— start DATASET RECORDS —

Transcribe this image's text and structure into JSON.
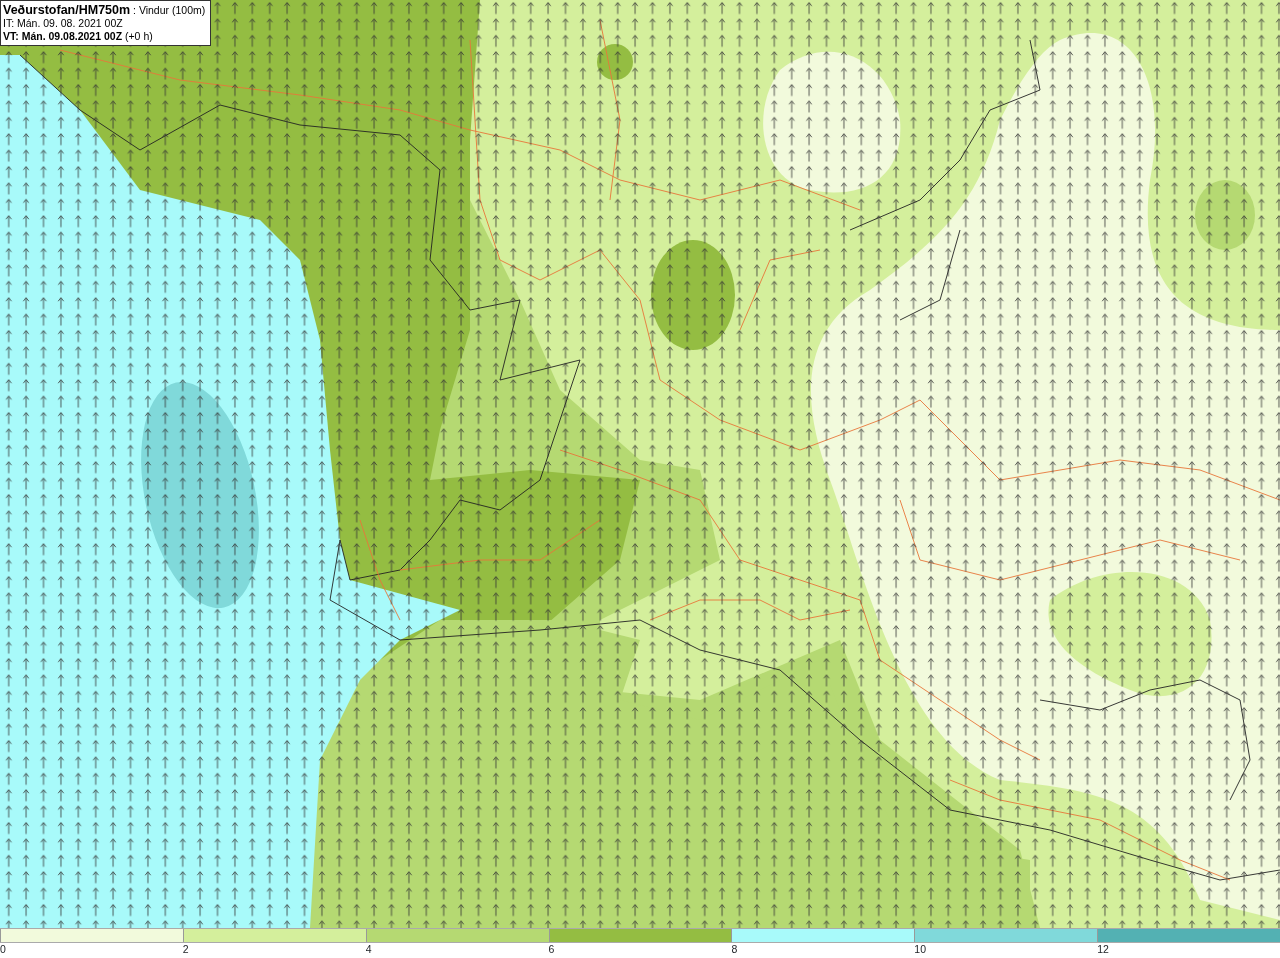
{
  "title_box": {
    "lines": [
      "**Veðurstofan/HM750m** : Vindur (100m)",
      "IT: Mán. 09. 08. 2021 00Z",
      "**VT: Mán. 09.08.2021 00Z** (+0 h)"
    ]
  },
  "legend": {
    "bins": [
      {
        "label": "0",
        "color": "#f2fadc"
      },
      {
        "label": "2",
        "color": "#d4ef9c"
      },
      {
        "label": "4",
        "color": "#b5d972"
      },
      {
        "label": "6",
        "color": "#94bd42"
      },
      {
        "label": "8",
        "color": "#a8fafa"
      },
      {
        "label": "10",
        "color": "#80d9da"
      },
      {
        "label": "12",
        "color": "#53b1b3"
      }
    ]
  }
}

— end DATASET RECORDS —

» EXERCISE OBJECTIVE
Transcribe the material exactly, keeping every word and none of the pictures.

» SOLUTION TO THE PROBLEM
Transcribe this image's text and structure into JSON.
{
  "title_box": {
    "lines": [
      "**Veðurstofan/HM750m** : Vindur (100m)",
      "IT: Mán. 09. 08. 2021 00Z",
      "**VT: Mán. 09.08.2021 00Z** (+0 h)"
    ]
  },
  "legend": {
    "bins": [
      {
        "label": "0",
        "color": "#f2fadc"
      },
      {
        "label": "2",
        "color": "#d4ef9c"
      },
      {
        "label": "4",
        "color": "#b5d972"
      },
      {
        "label": "6",
        "color": "#94bd42"
      },
      {
        "label": "8",
        "color": "#a8fafa"
      },
      {
        "label": "10",
        "color": "#80d9da"
      },
      {
        "label": "12",
        "color": "#53b1b3"
      }
    ]
  }
}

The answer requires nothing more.